## Dataset rows
--- Begin ---

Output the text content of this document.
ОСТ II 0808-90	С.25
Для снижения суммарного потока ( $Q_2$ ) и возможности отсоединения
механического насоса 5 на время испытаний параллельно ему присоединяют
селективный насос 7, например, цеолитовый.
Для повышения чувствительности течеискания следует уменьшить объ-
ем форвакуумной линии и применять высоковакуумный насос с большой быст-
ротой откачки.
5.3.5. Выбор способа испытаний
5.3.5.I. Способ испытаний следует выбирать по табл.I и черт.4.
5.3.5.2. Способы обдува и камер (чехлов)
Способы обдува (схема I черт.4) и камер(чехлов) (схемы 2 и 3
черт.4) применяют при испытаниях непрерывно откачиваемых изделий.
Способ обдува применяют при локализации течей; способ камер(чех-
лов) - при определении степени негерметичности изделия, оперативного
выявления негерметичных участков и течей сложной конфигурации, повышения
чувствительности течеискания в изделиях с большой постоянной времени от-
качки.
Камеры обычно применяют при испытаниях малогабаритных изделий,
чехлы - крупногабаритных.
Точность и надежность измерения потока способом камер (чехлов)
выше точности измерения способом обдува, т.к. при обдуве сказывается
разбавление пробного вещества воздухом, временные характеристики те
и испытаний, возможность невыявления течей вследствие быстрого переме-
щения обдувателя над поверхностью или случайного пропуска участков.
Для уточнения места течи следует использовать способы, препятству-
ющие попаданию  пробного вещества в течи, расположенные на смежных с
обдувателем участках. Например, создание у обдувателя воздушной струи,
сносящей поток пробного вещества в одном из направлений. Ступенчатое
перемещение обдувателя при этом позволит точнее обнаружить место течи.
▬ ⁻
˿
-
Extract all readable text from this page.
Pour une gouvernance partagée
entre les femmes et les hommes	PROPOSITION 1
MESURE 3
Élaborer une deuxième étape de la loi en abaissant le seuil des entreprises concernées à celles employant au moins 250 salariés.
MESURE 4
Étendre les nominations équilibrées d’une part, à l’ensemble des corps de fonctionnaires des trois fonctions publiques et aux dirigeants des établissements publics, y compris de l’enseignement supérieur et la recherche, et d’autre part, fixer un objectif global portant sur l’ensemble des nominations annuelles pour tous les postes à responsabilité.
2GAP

--- End ---

## Instruction
Return every record, word for word.

## Correct response
Output the text content of this document.
ОСТ II 0808-90	С.25
Для снижения суммарного потока ( $Q_2$ ) и возможности отсоединения
механического насоса 5 на время испытаний параллельно ему присоединяют
селективный насос 7, например, цеолитовый.
Для повышения чувствительности течеискания следует уменьшить объ-
ем форвакуумной линии и применять высоковакуумный насос с большой быст-
ротой откачки.
5.3.5. Выбор способа испытаний
5.3.5.I. Способ испытаний следует выбирать по табл.I и черт.4.
5.3.5.2. Способы обдува и камер (чехлов)
Способы обдува (схема I черт.4) и камер(чехлов) (схемы 2 и 3
черт.4) применяют при испытаниях непрерывно откачиваемых изделий.
Способ обдува применяют при локализации течей; способ камер(чех-
лов) - при определении степени негерметичности изделия, оперативного
выявления негерметичных участков и течей сложной конфигурации, повышения
чувствительности течеискания в изделиях с большой постоянной времени от-
качки.
Камеры обычно применяют при испытаниях малогабаритных изделий,
чехлы - крупногабаритных.
Точность и надежность измерения потока способом камер (чехлов)
выше точности измерения способом обдува, т.к. при обдуве сказывается
разбавление пробного вещества воздухом, временные характеристики те
и испытаний, возможность невыявления течей вследствие быстрого переме-
щения обдувателя над поверхностью или случайного пропуска участков.
Для уточнения места течи следует использовать способы, препятству-
ющие попаданию  пробного вещества в течи, расположенные на смежных с
обдувателем участках. Например, создание у обдувателя воздушной струи,
сносящей поток пробного вещества в одном из направлений. Ступенчатое
перемещение обдувателя при этом позволит точнее обнаружить место течи.
▬ ⁻
˿
-
Extract all readable text from this page.
Pour une gouvernance partagée
entre les femmes et les hommes	PROPOSITION 1
MESURE 3
Élaborer une deuxième étape de la loi en abaissant le seuil des entreprises concernées à celles employant au moins 250 salariés.
MESURE 4
Étendre les nominations équilibrées d’une part, à l’ensemble des corps de fonctionnaires des trois fonctions publiques et aux dirigeants des établissements publics, y compris de l’enseignement supérieur et la recherche, et d’autre part, fixer un objectif global portant sur l’ensemble des nominations annuelles pour tous les postes à responsabilité.
2GAP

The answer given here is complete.